— Start of Raw data —

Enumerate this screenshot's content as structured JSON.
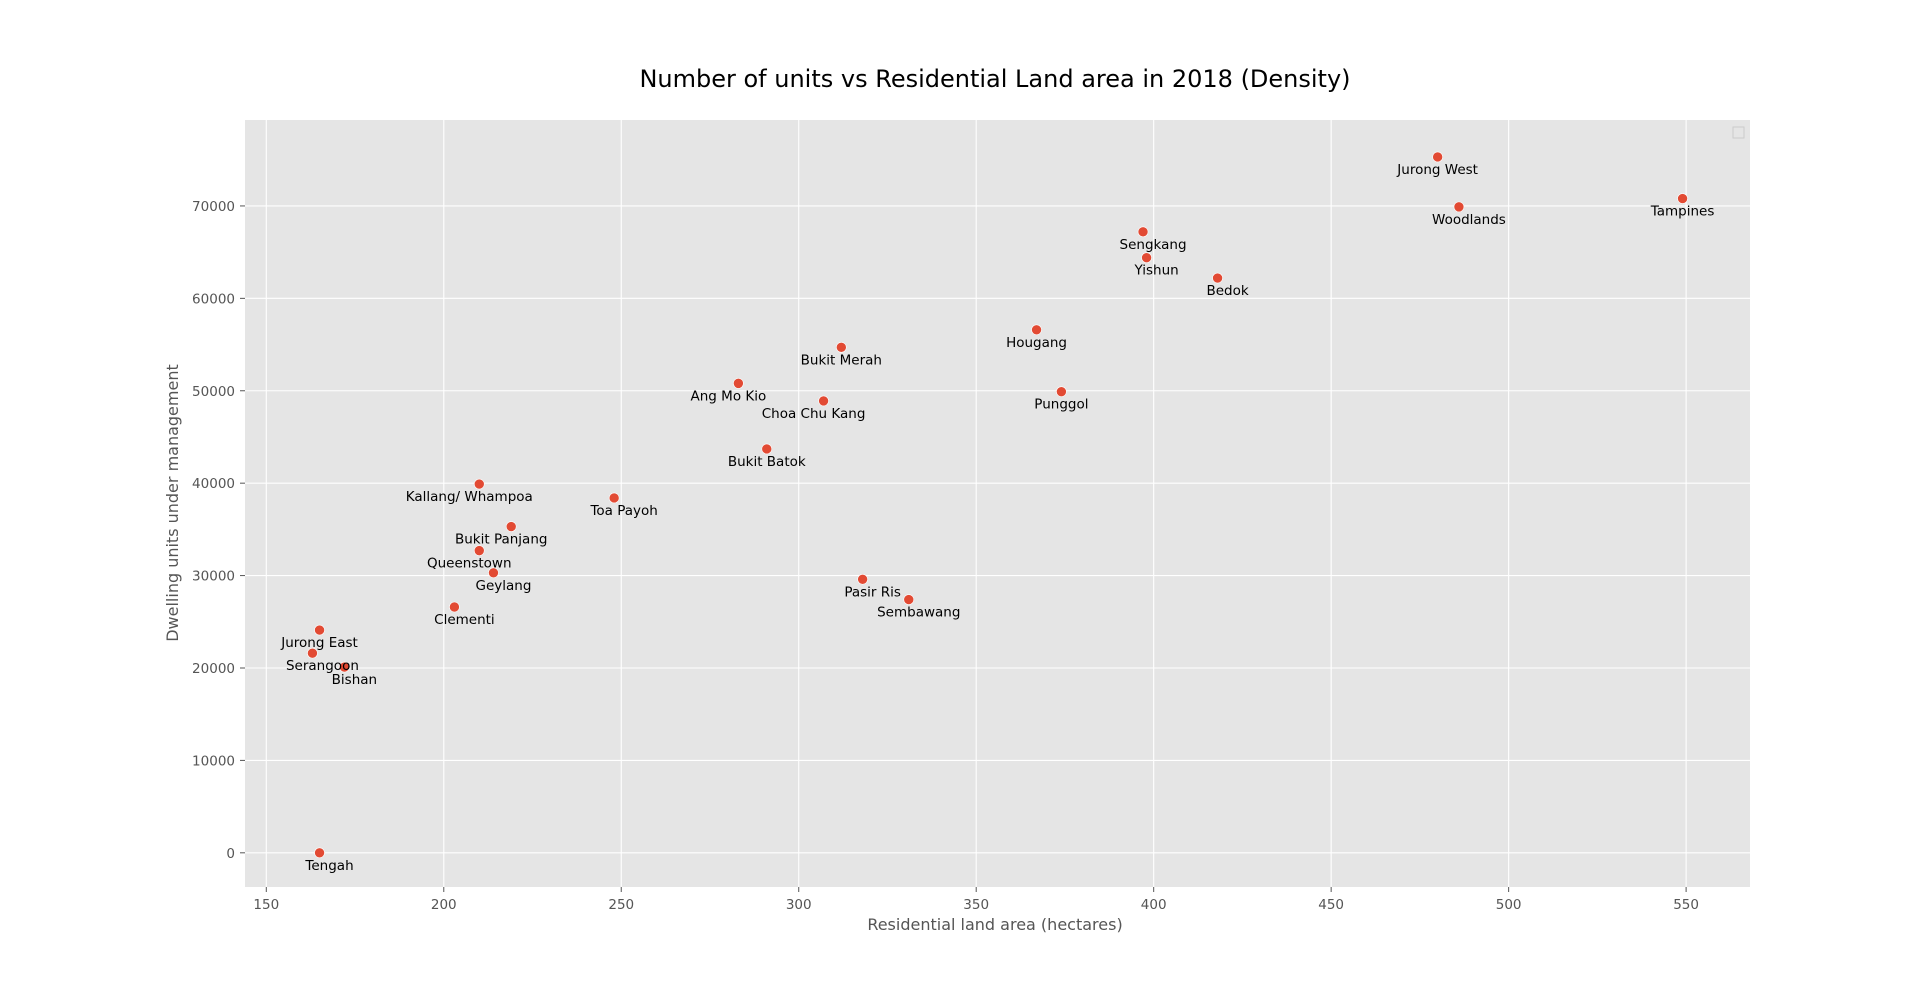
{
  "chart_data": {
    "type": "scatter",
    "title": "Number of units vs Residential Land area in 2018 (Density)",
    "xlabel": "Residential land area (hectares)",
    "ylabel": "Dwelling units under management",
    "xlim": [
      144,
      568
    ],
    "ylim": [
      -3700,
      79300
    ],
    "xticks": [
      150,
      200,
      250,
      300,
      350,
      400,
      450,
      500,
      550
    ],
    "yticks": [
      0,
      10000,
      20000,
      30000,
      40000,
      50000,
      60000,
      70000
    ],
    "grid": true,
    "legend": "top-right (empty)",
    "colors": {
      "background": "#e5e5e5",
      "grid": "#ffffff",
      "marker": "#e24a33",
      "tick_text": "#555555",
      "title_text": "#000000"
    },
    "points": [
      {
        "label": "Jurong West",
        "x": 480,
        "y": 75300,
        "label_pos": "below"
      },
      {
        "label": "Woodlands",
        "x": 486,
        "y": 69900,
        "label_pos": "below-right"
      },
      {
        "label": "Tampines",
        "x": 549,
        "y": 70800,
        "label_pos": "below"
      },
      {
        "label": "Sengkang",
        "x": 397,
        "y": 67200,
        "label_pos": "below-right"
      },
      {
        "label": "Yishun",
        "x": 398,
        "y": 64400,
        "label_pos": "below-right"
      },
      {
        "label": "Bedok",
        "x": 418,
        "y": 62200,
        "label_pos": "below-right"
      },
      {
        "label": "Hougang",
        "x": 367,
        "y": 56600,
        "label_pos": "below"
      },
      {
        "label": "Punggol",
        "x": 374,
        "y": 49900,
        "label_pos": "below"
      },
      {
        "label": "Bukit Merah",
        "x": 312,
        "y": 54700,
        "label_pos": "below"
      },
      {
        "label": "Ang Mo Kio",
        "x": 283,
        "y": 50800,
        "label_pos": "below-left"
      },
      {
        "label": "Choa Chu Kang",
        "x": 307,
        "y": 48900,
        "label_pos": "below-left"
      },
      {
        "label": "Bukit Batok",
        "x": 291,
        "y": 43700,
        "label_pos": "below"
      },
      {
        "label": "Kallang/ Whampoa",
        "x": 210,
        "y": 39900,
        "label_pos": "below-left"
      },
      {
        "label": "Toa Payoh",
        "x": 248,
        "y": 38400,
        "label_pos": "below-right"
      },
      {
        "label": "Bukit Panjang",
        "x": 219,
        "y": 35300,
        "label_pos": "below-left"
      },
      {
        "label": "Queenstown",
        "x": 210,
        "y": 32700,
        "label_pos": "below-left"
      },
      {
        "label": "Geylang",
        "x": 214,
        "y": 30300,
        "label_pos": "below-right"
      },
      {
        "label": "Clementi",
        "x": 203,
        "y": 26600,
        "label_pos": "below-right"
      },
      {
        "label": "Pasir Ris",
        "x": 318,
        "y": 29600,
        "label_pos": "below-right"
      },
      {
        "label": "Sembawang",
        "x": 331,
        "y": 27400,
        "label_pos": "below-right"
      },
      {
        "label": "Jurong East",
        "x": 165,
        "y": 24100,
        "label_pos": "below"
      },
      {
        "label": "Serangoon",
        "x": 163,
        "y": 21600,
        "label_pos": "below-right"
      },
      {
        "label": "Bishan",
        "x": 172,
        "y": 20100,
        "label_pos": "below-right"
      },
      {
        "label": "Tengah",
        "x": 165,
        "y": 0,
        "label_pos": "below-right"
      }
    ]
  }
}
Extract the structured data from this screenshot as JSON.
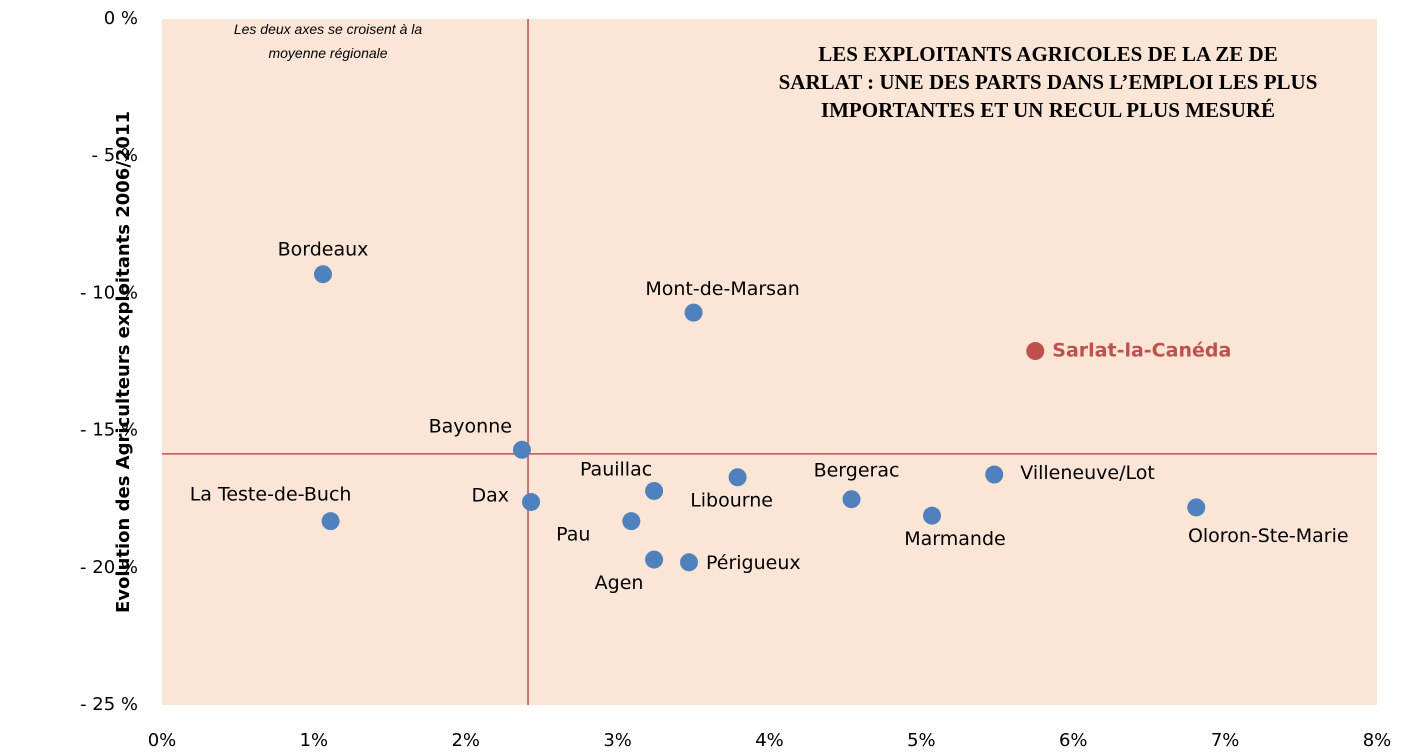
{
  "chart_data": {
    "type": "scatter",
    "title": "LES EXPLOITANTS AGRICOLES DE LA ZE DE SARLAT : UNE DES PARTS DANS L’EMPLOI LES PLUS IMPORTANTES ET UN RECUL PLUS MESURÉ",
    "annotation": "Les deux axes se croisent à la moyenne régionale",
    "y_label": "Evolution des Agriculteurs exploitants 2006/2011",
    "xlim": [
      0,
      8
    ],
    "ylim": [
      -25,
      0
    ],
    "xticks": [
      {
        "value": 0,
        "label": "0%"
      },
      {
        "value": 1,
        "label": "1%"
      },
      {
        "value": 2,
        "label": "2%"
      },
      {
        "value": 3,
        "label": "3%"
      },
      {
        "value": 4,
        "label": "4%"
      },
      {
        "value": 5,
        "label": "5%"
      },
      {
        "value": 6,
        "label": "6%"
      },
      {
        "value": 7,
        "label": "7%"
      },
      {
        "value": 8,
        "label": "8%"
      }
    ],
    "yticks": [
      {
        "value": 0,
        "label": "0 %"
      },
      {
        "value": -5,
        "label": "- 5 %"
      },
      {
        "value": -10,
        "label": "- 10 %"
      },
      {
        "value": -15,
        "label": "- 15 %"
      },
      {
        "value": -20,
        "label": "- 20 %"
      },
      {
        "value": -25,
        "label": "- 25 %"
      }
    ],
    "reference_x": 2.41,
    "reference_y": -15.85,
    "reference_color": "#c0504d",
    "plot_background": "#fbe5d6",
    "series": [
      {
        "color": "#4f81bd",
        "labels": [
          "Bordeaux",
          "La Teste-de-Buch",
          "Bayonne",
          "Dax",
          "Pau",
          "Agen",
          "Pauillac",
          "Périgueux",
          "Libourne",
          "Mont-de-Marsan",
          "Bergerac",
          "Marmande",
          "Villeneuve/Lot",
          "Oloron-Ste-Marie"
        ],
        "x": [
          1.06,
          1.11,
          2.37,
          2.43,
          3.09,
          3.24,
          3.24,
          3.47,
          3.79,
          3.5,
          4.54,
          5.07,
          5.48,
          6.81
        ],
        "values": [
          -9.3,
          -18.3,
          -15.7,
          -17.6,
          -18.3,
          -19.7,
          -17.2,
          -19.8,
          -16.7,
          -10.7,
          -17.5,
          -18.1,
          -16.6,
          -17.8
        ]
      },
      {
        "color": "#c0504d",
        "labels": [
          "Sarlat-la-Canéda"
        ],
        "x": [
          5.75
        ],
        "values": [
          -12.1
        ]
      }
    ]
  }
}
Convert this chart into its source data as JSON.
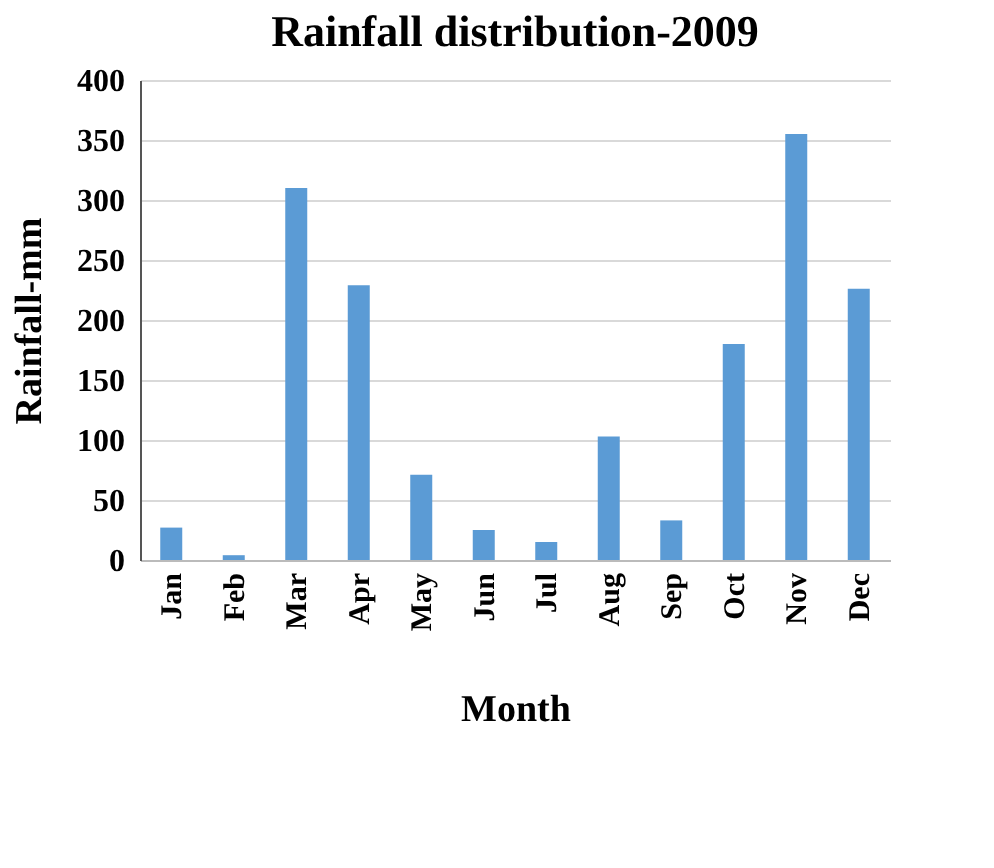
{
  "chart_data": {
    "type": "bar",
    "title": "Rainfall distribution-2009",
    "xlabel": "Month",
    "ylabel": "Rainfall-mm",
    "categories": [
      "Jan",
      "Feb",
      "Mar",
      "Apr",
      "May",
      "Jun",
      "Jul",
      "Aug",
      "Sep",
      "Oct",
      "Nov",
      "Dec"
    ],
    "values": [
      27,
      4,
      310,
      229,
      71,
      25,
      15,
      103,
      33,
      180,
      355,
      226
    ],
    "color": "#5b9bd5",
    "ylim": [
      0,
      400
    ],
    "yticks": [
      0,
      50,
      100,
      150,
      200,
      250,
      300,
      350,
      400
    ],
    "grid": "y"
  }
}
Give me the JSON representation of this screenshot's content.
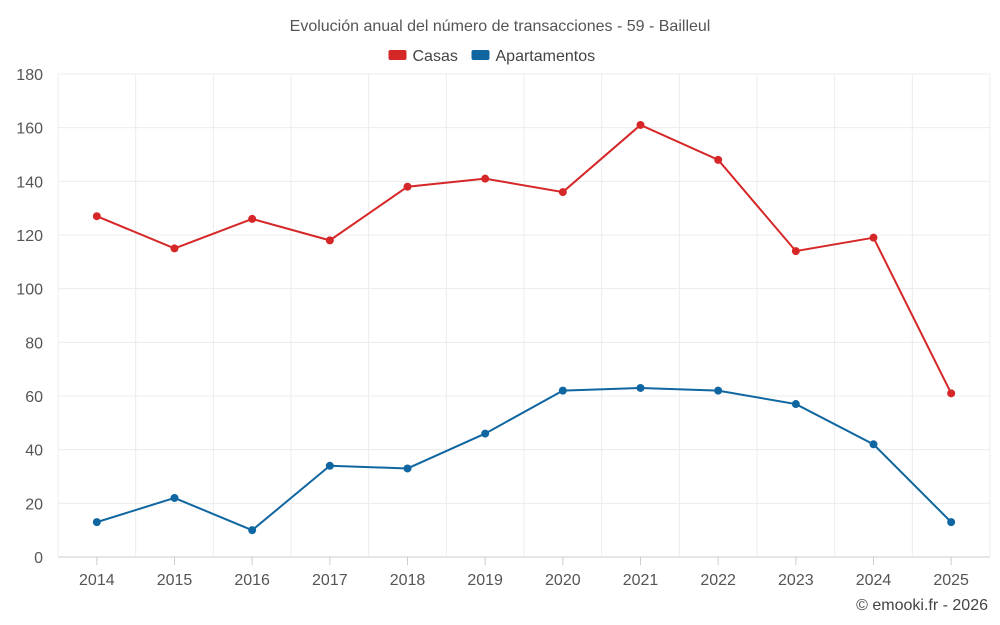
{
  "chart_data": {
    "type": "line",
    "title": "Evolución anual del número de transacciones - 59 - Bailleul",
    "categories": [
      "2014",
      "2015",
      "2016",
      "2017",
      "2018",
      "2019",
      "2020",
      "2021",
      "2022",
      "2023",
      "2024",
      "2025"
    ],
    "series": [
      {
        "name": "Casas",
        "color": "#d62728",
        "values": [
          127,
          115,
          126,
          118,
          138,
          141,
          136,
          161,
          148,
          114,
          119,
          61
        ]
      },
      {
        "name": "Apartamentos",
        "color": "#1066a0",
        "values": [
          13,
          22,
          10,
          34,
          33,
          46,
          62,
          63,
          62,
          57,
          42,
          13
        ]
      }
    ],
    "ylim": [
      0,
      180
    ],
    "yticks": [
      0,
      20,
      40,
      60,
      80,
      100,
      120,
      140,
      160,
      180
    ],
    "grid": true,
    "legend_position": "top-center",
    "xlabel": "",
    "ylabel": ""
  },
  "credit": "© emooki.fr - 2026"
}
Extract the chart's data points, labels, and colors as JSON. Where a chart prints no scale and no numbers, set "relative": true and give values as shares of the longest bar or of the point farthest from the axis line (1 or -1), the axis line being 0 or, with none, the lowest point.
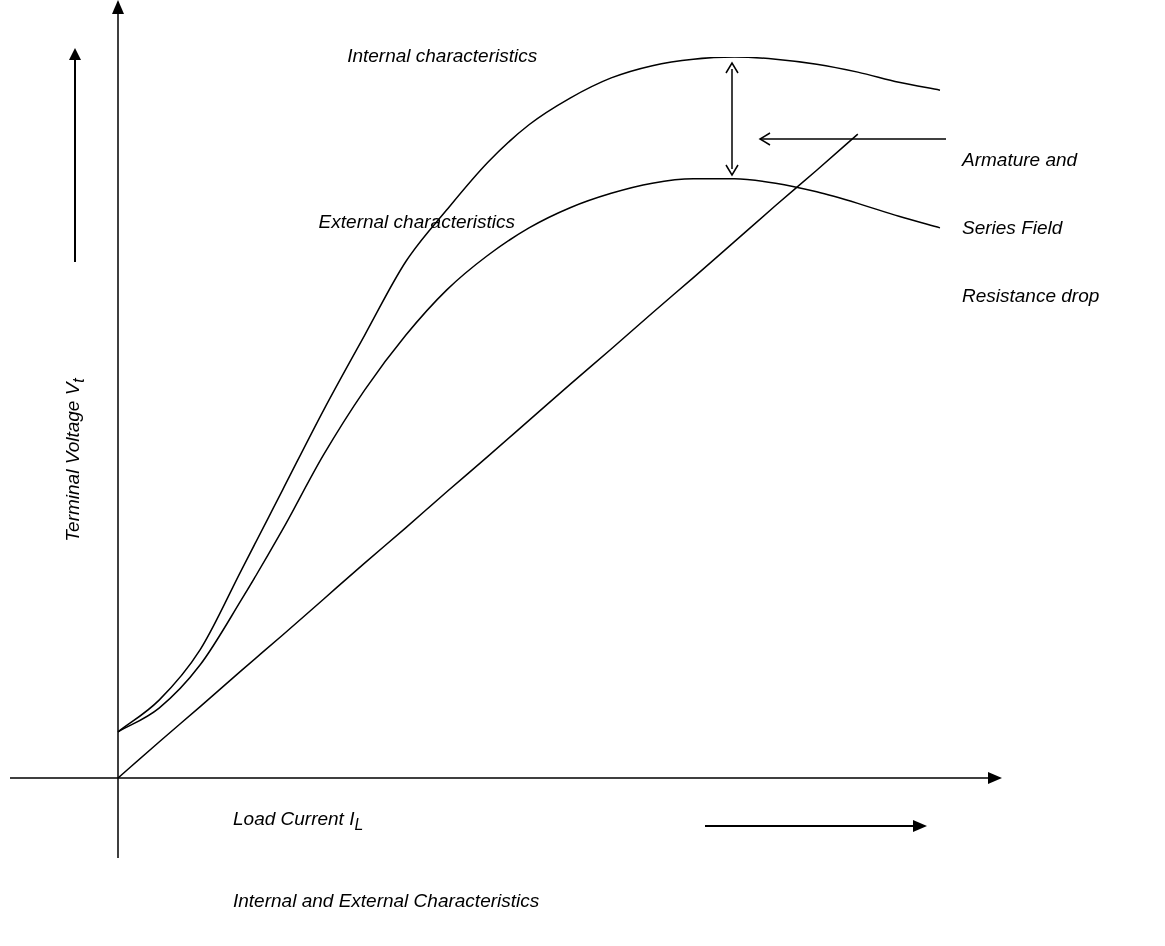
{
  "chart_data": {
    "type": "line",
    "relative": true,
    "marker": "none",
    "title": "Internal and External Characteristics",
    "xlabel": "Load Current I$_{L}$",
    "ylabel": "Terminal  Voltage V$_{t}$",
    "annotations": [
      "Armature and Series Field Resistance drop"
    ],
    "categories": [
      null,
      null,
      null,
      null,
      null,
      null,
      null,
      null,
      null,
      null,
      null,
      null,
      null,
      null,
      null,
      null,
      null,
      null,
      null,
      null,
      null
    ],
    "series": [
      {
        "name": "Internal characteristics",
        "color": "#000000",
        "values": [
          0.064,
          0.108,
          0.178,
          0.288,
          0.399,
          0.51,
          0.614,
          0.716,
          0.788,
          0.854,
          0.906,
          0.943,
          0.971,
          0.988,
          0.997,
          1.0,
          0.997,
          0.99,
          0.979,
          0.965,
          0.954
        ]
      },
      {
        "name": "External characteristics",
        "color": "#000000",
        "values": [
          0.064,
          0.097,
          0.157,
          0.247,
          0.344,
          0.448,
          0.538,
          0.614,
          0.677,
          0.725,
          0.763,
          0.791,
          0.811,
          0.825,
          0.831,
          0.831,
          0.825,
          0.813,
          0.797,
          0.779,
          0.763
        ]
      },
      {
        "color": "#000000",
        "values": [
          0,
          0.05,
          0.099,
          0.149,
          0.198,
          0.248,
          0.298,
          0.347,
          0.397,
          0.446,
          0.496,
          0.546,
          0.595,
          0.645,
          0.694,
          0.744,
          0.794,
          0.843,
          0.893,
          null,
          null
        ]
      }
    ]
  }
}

— End of Raw data —

* **Written task**:
From the entries above, copy every line where the word "JSON" shows up.

* **The response**:
Enumerate this screenshot's content as structured JSON.
Extract the structured data from this screenshot as JSON.
Convert this chart into its source data as JSON.
Give me the JSON representation of this screenshot's content.
Extract the chart's data points, labels, and colors as JSON. Where a chart prints no scale and no numbers, set "relative": true and give values as shares of the longest bar or of the point farthest from the axis line (1 or -1), the axis line being 0 or, with none, the lowest point.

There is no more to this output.